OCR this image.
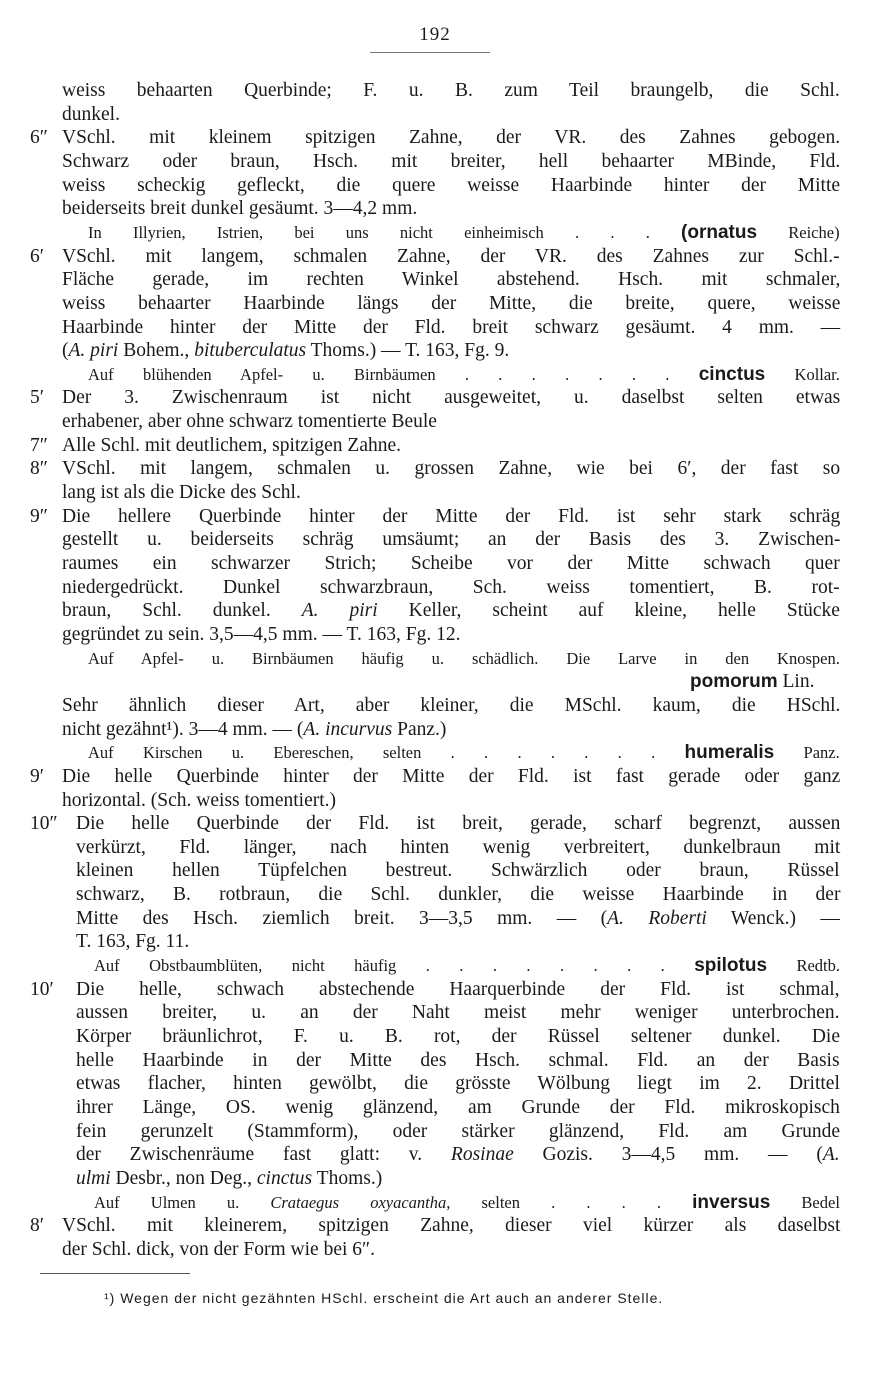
192
weiss behaarten Querbinde; F. u. B. zum Teil braungelb, die Schl.
dunkel.
6″ VSchl. mit kleinem spitzigen Zahne, der VR. des Zahnes gebogen.
Schwarz oder braun, Hsch. mit breiter, hell behaarter MBinde, Fld.
weiss scheckig gefleckt, die quere weisse Haarbinde hinter der Mitte
beiderseits breit dunkel gesäumt. 3—4,2 mm.
In Illyrien, Istrien, bei uns nicht einheimisch . . . (ornatus Reiche)
6′ VSchl. mit langem, schmalen Zahne, der VR. des Zahnes zur Schl.-
Fläche gerade, im rechten Winkel abstehend. Hsch. mit schmaler,
weiss behaarter Haarbinde längs der Mitte, die breite, quere, weisse
Haarbinde hinter der Mitte der Fld. breit schwarz gesäumt. 4 mm. —
(A. piri Bohem., bituberculatus Thoms.) — T. 163, Fg. 9.
Auf blühenden Apfel- u. Birnbäumen . . . . . . . cinctus Kollar.
5′ Der 3. Zwischenraum ist nicht ausgeweitet, u. daselbst selten etwas
erhabener, aber ohne schwarz tomentierte Beule
7″ Alle Schl. mit deutlichem, spitzigen Zahne.
8″ VSchl. mit langem, schmalen u. grossen Zahne, wie bei 6′, der fast so
lang ist als die Dicke des Schl.
9″ Die hellere Querbinde hinter der Mitte der Fld. ist sehr stark schräg
gestellt u. beiderseits schräg umsäumt; an der Basis des 3. Zwischen-
raumes ein schwarzer Strich; Scheibe vor der Mitte schwach quer
niedergedrückt. Dunkel schwarzbraun, Sch. weiss tomentiert, B. rot-
braun, Schl. dunkel. A. piri Keller, scheint auf kleine, helle Stücke
gegründet zu sein. 3,5—4,5 mm. — T. 163, Fg. 12.
Auf Apfel- u. Birnbäumen häufig u. schädlich. Die Larve in den Knospen.
pomorum Lin.
Sehr ähnlich dieser Art, aber kleiner, die MSchl. kaum, die HSchl.
nicht gezähnt¹). 3—4 mm. — (A. incurvus Panz.)
Auf Kirschen u. Ebereschen, selten . . . . . . . humeralis Panz.
9′ Die helle Querbinde hinter der Mitte der Fld. ist fast gerade oder ganz
horizontal. (Sch. weiss tomentiert.)
10″ Die helle Querbinde der Fld. ist breit, gerade, scharf begrenzt, aussen
verkürzt, Fld. länger, nach hinten wenig verbreitert, dunkelbraun mit
kleinen hellen Tüpfelchen bestreut. Schwärzlich oder braun, Rüssel
schwarz, B. rotbraun, die Schl. dunkler, die weisse Haarbinde in der
Mitte des Hsch. ziemlich breit. 3—3,5 mm. — (A. Roberti Wenck.) —
T. 163, Fg. 11.
Auf Obstbaumblüten, nicht häufig . . . . . . . . spilotus Redtb.
10′ Die helle, schwach abstechende Haarquerbinde der Fld. ist schmal,
aussen breiter, u. an der Naht meist mehr weniger unterbrochen.
Körper bräunlichrot, F. u. B. rot, der Rüssel seltener dunkel. Die
helle Haarbinde in der Mitte des Hsch. schmal. Fld. an der Basis
etwas flacher, hinten gewölbt, die grösste Wölbung liegt im 2. Drittel
ihrer Länge, OS. wenig glänzend, am Grunde der Fld. mikroskopisch
fein gerunzelt (Stammform), oder stärker glänzend, Fld. am Grunde
der Zwischenräume fast glatt: v. Rosinae Gozis. 3—4,5 mm. — (A.
ulmi Desbr., non Deg., cinctus Thoms.)
Auf Ulmen u. Crataegus oxyacantha, selten . . . . inversus Bedel
8′ VSchl. mit kleinerem, spitzigen Zahne, dieser viel kürzer als daselbst
der Schl. dick, von der Form wie bei 6″.
¹) Wegen der nicht gezähnten HSchl. erscheint die Art auch an anderer Stelle.
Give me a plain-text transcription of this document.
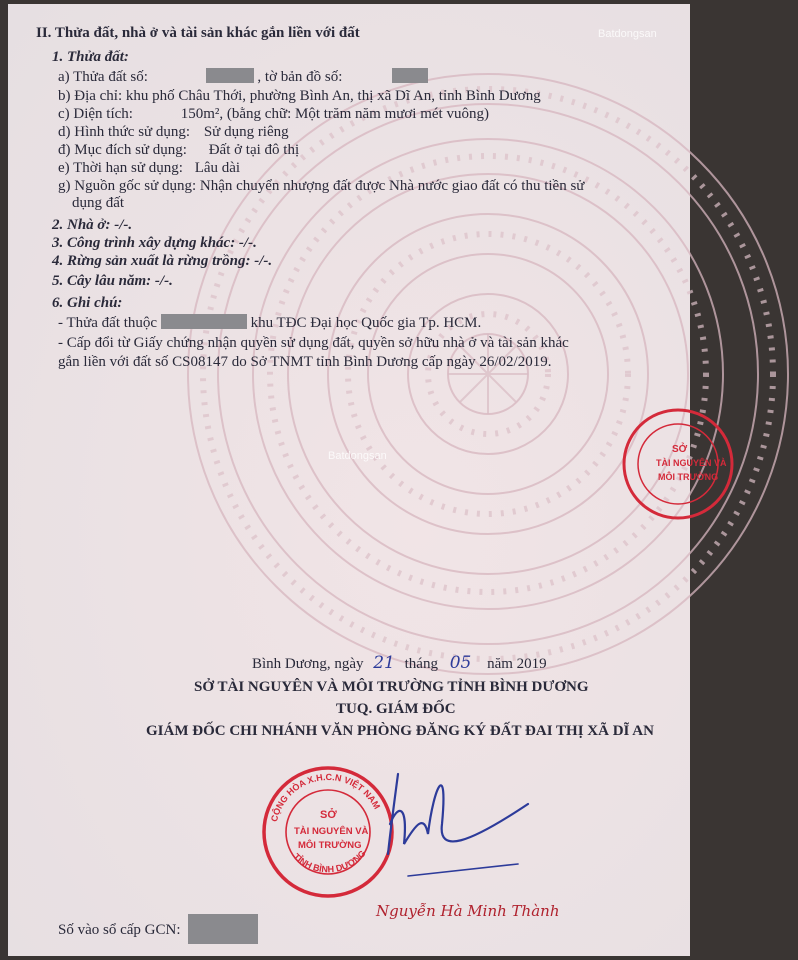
Batdongsan
Batdongsan
II. Thửa đất, nhà ở và tài sản khác gắn liền với đất
1. Thửa đất:
a) Thửa đất số:	, tờ bản đồ số:
b) Địa chỉ: khu phố Châu Thới, phường Bình An, thị xã Dĩ An, tỉnh Bình Dương
c) Diện tích:	150m², (bằng chữ: Một trăm năm mươi mét vuông)
d) Hình thức sử dụng: Sử dụng riêng
đ) Mục đích sử dụng: Đất ở tại đô thị
e) Thời hạn sử dụng: Lâu dài
g) Nguồn gốc sử dụng: Nhận chuyển nhượng đất được Nhà nước giao đất có thu tiền sử
dụng đất
2. Nhà ở: -/-.
3. Công trình xây dựng khác: -/-.
4. Rừng sản xuất là rừng trồng: -/-.
5. Cây lâu năm: -/-.
6. Ghi chú:
- Thửa đất thuộc	khu TĐC Đại học Quốc gia Tp. HCM.
- Cấp đổi từ Giấy chứng nhận quyền sử dụng đất, quyền sở hữu nhà ở và tài sản khác
gắn liền với đất số CS08147 do Sở TNMT tỉnh Bình Dương cấp ngày 26/02/2019.
SỞ
TÀI NGUYÊN VÀ
MÔI TRƯỜNG
Bình Dương, ngày 21 tháng 05 năm 2019
SỞ TÀI NGUYÊN VÀ MÔI TRƯỜNG TỈNH BÌNH DƯƠNG
TUQ. GIÁM ĐỐC
GIÁM ĐỐC CHI NHÁNH VĂN PHÒNG ĐĂNG KÝ ĐẤT ĐAI THỊ XÃ DĨ AN
CỘNG HÒA X.H.C.N VIỆT NAM
TỈNH BÌNH DƯƠNG
SỞ
TÀI NGUYÊN VÀ
MÔI TRƯỜNG
Nguyễn Hà Minh Thành
Số vào sổ cấp GCN:
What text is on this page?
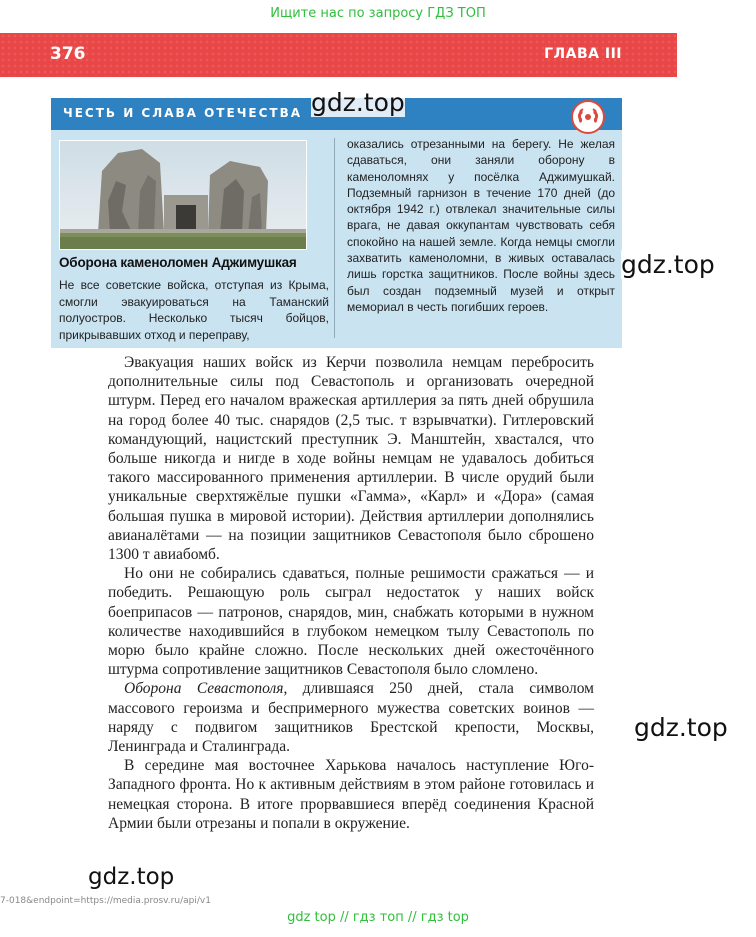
Ищите нас по запросу ГДЗ ТОП
376	ГЛАВА III
ЧЕСТЬ И СЛАВА ОТЕЧЕСТВА
Оборона каменоломен Аджимушкая
Не все советские войска, отступая из Крыма, смогли эвакуироваться на Таманский полуостров. Несколько тысяч бойцов, прикрывавших отход и переправу,
оказались отрезанными на берегу. Не желая сдаваться, они заняли оборону в каменоломнях у посёлка Аджимушкай. Подземный гарнизон в течение 170 дней (до октября 1942 г.) отвлекал значительные силы врага, не давая оккупантам чувствовать себя спокойно на нашей земле. Когда немцы смогли захватить каменоломни, в живых оставалась лишь горстка защитников. После войны здесь был создан подземный музей и открыт мемориал в честь погибших героев.

Эвакуация наших войск из Керчи позволила немцам перебросить дополнительные силы под Севастополь и организовать очередной штурм. Перед его началом вражеская артиллерия за пять дней обрушила на город более 40 тыс. снарядов (2,5 тыс. т взрывчатки). Гитлеровский командующий, нацистский преступник Э. Манштейн, хвастался, что больше никогда и нигде в ходе войны немцам не удавалось добиться такого массированного применения артиллерии. В числе орудий были уникальные сверхтяжёлые пушки «Гамма», «Карл» и «Дора» (самая большая пушка в мировой истории). Действия артиллерии дополнялись авианалётами — на позиции защитников Севастополя было сброшено 1300 т авиабомб.

Но они не собирались сдаваться, полные решимости сражаться — и победить. Решающую роль сыграл недостаток у наших войск боеприпасов — патронов, снарядов, мин, снабжать которыми в нужном количестве находившийся в глубоком немецком тылу Севастополь по морю было крайне сложно. После нескольких дней ожесточённого штурма сопротивление защитников Севастополя было сломлено.

Оборона Севастополя, длившаяся 250 дней, стала символом массового героизма и беспримерного мужества советских воинов — наряду с подвигом защитников Брестской крепости, Москвы, Ленинграда и Сталинграда.

В середине мая восточнее Харькова началось наступление Юго-Западного фронта. Но к активным действиям в этом районе готовилась и немецкая сторона. В итоге прорвавшиеся вперёд соединения Красной Армии были отрезаны и попали в окружение.

gdz.top
gdz.top
gdz.top
gdz.top
7-018&endpoint=https://media.prosv.ru/api/v1
gdz top // гдз топ // гдз top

• **To be done**:
Find how many lines in the listing contain the word "schmalen" and give that count alone.

• **Written solution**:
2